## Start DATASET EXCERPTS

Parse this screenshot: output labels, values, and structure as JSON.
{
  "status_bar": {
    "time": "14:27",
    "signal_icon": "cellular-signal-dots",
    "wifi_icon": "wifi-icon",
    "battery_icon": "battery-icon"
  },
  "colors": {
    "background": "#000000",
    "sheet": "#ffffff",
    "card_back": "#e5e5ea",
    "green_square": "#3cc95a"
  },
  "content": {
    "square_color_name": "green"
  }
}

## End DATASET EXCERPTS

REQUIRED WORK
Give the data again, exactly as it stands.

RESULT OF THIS EXERCISE
Parse this screenshot: output labels, values, and structure as JSON.
{
  "status_bar": {
    "time": "14:27",
    "signal_icon": "cellular-signal-dots",
    "wifi_icon": "wifi-icon",
    "battery_icon": "battery-icon"
  },
  "colors": {
    "background": "#000000",
    "sheet": "#ffffff",
    "card_back": "#e5e5ea",
    "green_square": "#3cc95a"
  },
  "content": {
    "square_color_name": "green"
  }
}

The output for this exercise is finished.